[Prompt]: Using the records below, report how many lines hold "global", with no extra text.

########################################

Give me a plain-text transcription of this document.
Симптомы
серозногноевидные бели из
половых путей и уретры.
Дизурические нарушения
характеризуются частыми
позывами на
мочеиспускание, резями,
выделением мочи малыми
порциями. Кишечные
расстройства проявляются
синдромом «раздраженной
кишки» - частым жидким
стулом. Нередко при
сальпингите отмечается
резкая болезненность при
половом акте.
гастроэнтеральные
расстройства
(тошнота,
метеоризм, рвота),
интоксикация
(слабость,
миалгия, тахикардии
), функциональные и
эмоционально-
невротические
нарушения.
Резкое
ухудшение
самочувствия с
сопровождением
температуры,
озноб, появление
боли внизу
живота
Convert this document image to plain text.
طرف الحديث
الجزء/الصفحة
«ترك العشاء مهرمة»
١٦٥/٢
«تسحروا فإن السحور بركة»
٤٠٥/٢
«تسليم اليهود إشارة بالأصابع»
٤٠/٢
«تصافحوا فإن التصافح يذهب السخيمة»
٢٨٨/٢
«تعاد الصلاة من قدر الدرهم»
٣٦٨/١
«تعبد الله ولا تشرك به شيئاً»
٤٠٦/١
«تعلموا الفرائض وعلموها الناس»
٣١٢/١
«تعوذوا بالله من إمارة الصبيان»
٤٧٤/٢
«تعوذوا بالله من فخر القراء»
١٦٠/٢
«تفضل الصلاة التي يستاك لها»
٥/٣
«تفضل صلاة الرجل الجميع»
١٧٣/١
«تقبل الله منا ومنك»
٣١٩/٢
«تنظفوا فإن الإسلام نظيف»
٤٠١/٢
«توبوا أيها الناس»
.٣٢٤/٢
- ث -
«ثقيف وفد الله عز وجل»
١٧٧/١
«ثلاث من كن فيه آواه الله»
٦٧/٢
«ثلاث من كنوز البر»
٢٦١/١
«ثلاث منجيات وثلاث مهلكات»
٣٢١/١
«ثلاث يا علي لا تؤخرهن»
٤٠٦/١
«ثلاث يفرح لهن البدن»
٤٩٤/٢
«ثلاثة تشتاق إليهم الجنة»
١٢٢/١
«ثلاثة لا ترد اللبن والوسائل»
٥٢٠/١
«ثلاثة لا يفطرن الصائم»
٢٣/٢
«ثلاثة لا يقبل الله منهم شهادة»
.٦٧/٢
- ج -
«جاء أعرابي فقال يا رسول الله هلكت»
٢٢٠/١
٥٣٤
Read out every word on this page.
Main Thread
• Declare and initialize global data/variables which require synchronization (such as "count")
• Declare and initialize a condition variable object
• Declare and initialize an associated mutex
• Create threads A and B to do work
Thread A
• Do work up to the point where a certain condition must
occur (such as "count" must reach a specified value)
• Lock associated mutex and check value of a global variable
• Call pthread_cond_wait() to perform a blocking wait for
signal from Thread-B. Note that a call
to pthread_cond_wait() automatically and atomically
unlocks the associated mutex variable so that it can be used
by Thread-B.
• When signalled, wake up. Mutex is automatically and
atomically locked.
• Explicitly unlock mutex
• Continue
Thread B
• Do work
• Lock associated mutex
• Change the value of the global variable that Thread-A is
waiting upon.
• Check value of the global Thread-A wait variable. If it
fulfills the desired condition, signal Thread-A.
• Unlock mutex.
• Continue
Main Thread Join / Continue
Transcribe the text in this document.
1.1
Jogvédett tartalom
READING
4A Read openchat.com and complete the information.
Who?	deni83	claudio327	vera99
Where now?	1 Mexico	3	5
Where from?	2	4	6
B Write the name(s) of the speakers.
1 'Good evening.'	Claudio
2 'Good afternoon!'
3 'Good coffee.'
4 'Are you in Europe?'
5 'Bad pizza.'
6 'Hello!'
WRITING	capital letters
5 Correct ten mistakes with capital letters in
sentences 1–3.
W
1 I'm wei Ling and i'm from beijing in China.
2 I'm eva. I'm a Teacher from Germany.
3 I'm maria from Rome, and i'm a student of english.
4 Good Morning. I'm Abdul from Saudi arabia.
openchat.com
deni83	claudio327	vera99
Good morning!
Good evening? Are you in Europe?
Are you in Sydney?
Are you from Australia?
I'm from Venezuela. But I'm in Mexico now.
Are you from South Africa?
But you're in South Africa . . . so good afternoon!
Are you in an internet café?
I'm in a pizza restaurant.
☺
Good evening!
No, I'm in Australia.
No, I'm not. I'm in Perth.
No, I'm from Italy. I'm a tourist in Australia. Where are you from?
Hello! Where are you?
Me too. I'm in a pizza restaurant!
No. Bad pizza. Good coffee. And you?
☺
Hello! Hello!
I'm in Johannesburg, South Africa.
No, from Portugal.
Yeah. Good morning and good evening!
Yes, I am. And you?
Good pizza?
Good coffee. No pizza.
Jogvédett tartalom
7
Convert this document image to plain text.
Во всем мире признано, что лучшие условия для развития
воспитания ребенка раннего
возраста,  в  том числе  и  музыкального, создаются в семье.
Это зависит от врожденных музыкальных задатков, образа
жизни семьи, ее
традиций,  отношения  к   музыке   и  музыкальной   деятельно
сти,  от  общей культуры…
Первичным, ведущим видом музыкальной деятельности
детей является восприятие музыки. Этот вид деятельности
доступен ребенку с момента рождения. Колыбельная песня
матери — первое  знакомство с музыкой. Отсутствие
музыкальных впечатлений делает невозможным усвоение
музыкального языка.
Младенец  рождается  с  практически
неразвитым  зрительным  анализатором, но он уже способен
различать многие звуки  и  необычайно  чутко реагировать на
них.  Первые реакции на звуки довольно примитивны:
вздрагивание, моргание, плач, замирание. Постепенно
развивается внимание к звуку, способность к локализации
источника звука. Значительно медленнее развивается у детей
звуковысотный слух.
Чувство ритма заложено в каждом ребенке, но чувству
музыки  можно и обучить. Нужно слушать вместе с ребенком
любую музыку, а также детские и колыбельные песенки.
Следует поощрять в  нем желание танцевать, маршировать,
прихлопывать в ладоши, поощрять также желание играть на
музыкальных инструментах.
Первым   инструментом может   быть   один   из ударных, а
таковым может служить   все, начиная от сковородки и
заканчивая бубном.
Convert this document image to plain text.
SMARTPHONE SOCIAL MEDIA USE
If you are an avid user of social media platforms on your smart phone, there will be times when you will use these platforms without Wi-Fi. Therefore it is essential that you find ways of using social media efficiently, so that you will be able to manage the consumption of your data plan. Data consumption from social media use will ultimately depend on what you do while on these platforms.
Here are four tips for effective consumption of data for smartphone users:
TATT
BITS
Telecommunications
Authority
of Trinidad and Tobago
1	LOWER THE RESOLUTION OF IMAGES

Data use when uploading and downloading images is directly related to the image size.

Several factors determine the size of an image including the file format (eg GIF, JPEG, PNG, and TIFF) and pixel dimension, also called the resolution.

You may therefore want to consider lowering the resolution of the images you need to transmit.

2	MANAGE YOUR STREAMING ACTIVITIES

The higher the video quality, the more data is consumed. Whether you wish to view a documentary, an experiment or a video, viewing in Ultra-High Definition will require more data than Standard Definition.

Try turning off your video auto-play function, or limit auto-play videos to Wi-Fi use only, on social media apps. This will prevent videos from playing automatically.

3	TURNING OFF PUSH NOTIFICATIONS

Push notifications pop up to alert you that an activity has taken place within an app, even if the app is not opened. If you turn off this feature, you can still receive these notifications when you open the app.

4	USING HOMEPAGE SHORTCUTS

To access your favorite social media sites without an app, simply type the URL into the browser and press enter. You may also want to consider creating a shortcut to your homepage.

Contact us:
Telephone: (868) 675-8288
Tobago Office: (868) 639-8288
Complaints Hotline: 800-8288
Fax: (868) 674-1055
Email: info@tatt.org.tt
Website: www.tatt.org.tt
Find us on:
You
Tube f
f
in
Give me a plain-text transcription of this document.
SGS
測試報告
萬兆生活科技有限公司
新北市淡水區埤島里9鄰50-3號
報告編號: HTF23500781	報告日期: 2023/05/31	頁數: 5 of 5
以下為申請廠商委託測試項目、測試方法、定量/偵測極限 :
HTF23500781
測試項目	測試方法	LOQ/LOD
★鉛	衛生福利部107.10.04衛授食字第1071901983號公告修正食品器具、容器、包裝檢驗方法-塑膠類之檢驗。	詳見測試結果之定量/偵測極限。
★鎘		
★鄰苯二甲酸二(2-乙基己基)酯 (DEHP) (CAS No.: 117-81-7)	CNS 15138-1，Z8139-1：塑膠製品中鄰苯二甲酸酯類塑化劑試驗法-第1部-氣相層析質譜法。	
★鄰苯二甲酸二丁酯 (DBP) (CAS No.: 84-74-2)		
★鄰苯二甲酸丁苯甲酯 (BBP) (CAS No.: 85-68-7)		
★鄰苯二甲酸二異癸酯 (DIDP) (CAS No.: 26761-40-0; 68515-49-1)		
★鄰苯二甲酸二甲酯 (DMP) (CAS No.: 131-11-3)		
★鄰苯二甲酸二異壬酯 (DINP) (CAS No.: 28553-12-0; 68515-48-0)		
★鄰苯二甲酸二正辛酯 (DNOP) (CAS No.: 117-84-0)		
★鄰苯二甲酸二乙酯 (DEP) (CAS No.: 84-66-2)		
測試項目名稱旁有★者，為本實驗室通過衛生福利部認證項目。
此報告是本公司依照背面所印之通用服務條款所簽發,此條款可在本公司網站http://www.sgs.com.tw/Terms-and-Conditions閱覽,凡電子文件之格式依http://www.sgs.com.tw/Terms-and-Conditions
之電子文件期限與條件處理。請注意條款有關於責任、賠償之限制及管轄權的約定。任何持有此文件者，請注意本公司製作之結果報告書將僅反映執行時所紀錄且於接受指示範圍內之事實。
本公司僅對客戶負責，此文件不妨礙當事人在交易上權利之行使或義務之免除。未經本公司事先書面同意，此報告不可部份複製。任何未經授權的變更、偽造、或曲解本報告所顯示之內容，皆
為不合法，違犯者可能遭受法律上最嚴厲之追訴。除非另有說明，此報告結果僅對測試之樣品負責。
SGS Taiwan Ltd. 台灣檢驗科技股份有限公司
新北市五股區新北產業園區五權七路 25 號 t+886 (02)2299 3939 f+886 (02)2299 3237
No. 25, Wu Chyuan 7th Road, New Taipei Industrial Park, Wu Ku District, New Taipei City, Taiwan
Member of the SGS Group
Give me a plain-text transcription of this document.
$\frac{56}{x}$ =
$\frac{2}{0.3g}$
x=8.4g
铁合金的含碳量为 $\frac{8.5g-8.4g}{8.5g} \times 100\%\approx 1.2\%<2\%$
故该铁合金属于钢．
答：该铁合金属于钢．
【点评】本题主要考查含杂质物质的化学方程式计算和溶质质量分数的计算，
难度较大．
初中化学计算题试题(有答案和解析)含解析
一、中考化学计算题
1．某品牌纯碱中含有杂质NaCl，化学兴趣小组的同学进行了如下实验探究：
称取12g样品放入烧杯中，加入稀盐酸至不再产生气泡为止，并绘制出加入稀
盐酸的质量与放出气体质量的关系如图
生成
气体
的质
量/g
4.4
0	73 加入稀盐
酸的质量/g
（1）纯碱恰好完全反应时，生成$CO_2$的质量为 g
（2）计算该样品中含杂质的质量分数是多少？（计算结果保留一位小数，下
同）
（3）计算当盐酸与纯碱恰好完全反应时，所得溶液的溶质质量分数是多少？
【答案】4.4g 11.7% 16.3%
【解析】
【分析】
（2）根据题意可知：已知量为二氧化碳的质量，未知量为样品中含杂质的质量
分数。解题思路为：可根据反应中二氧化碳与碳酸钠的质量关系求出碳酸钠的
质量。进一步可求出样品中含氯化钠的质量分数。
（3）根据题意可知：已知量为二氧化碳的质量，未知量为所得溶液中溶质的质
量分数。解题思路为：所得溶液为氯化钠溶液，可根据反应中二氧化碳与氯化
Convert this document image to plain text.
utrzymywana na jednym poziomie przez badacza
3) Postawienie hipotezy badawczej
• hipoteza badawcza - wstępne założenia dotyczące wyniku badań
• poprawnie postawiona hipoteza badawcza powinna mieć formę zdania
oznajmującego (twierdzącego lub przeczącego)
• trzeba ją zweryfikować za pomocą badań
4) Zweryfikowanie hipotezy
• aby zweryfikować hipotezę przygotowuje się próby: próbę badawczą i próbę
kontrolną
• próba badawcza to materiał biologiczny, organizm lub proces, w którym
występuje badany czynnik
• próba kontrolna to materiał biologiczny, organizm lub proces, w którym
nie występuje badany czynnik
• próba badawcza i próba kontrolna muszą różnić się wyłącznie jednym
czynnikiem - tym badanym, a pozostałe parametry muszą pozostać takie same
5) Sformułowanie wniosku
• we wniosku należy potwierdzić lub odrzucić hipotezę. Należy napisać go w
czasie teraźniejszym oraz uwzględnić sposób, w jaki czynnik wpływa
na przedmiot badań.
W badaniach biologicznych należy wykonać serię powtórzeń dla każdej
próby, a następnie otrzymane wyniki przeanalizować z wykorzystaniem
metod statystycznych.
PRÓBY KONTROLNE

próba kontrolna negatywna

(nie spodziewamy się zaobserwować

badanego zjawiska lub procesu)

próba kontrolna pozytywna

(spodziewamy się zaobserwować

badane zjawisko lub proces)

########################################

[Answer below]: 4